[Data entries]
-------
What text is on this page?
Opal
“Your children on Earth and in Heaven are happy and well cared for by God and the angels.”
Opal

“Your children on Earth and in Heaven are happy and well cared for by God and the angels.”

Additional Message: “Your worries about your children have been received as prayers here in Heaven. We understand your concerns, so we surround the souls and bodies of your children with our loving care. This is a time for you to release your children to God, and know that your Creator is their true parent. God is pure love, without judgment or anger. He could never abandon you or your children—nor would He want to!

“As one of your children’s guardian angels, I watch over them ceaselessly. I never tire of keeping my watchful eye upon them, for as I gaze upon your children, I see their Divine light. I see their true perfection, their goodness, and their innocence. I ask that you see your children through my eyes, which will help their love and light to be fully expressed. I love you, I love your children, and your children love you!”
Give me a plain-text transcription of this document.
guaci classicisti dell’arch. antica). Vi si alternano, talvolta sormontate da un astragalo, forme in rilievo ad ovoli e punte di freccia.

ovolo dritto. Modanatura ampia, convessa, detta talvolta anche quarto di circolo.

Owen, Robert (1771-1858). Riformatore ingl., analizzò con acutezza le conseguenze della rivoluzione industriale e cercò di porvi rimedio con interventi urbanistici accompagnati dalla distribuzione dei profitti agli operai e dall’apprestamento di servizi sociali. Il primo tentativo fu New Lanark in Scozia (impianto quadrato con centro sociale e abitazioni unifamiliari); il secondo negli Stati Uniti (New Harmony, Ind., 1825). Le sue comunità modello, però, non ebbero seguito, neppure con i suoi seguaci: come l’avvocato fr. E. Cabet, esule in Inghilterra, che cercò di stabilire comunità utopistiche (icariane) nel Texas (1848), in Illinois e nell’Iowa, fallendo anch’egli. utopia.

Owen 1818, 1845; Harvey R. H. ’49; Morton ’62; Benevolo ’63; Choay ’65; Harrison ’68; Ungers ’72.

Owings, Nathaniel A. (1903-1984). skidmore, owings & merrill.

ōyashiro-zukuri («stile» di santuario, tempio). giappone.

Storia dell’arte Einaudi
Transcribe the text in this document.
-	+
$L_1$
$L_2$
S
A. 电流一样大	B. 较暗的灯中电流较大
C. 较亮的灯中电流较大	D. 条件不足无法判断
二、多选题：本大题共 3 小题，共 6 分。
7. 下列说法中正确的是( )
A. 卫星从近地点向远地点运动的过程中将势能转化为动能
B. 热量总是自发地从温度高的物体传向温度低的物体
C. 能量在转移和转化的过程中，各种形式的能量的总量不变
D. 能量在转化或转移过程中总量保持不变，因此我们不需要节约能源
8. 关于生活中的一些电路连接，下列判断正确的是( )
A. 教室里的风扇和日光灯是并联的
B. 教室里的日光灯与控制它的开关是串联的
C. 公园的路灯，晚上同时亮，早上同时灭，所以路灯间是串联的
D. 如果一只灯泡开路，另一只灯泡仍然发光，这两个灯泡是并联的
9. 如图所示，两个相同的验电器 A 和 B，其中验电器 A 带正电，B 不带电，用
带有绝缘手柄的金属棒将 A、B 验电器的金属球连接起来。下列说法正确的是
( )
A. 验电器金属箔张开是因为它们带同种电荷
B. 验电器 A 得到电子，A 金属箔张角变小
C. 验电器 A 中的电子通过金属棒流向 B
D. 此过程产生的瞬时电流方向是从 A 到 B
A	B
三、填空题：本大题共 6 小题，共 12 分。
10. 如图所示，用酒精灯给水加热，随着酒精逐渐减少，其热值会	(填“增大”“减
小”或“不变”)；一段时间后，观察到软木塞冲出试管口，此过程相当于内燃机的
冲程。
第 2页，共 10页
-------
#### Stated problem:
Provide an exact reproduction of all the entries shown above.

#### Written answer:
What text is on this page?
Opal
“Your children on Earth and in Heaven are happy and well cared for by God and the angels.”
Opal

“Your children on Earth and in Heaven are happy and well cared for by God and the angels.”

Additional Message: “Your worries about your children have been received as prayers here in Heaven. We understand your concerns, so we surround the souls and bodies of your children with our loving care. This is a time for you to release your children to God, and know that your Creator is their true parent. God is pure love, without judgment or anger. He could never abandon you or your children—nor would He want to!

“As one of your children’s guardian angels, I watch over them ceaselessly. I never tire of keeping my watchful eye upon them, for as I gaze upon your children, I see their Divine light. I see their true perfection, their goodness, and their innocence. I ask that you see your children through my eyes, which will help their love and light to be fully expressed. I love you, I love your children, and your children love you!”
Give me a plain-text transcription of this document.
guaci classicisti dell’arch. antica). Vi si alternano, talvolta sormontate da un astragalo, forme in rilievo ad ovoli e punte di freccia.

ovolo dritto. Modanatura ampia, convessa, detta talvolta anche quarto di circolo.

Owen, Robert (1771-1858). Riformatore ingl., analizzò con acutezza le conseguenze della rivoluzione industriale e cercò di porvi rimedio con interventi urbanistici accompagnati dalla distribuzione dei profitti agli operai e dall’apprestamento di servizi sociali. Il primo tentativo fu New Lanark in Scozia (impianto quadrato con centro sociale e abitazioni unifamiliari); il secondo negli Stati Uniti (New Harmony, Ind., 1825). Le sue comunità modello, però, non ebbero seguito, neppure con i suoi seguaci: come l’avvocato fr. E. Cabet, esule in Inghilterra, che cercò di stabilire comunità utopistiche (icariane) nel Texas (1848), in Illinois e nell’Iowa, fallendo anch’egli. utopia.

Owen 1818, 1845; Harvey R. H. ’49; Morton ’62; Benevolo ’63; Choay ’65; Harrison ’68; Ungers ’72.

Owings, Nathaniel A. (1903-1984). skidmore, owings & merrill.

ōyashiro-zukuri («stile» di santuario, tempio). giappone.

Storia dell’arte Einaudi
Transcribe the text in this document.
-	+
$L_1$
$L_2$
S
A. 电流一样大	B. 较暗的灯中电流较大
C. 较亮的灯中电流较大	D. 条件不足无法判断
二、多选题：本大题共 3 小题，共 6 分。
7. 下列说法中正确的是( )
A. 卫星从近地点向远地点运动的过程中将势能转化为动能
B. 热量总是自发地从温度高的物体传向温度低的物体
C. 能量在转移和转化的过程中，各种形式的能量的总量不变
D. 能量在转化或转移过程中总量保持不变，因此我们不需要节约能源
8. 关于生活中的一些电路连接，下列判断正确的是( )
A. 教室里的风扇和日光灯是并联的
B. 教室里的日光灯与控制它的开关是串联的
C. 公园的路灯，晚上同时亮，早上同时灭，所以路灯间是串联的
D. 如果一只灯泡开路，另一只灯泡仍然发光，这两个灯泡是并联的
9. 如图所示，两个相同的验电器 A 和 B，其中验电器 A 带正电，B 不带电，用
带有绝缘手柄的金属棒将 A、B 验电器的金属球连接起来。下列说法正确的是
( )
A. 验电器金属箔张开是因为它们带同种电荷
B. 验电器 A 得到电子，A 金属箔张角变小
C. 验电器 A 中的电子通过金属棒流向 B
D. 此过程产生的瞬时电流方向是从 A 到 B
A	B
三、填空题：本大题共 6 小题，共 12 分。
10. 如图所示，用酒精灯给水加热，随着酒精逐渐减少，其热值会	(填“增大”“减
小”或“不变”)；一段时间后，观察到软木塞冲出试管口，此过程相当于内燃机的
冲程。
第 2页，共 10页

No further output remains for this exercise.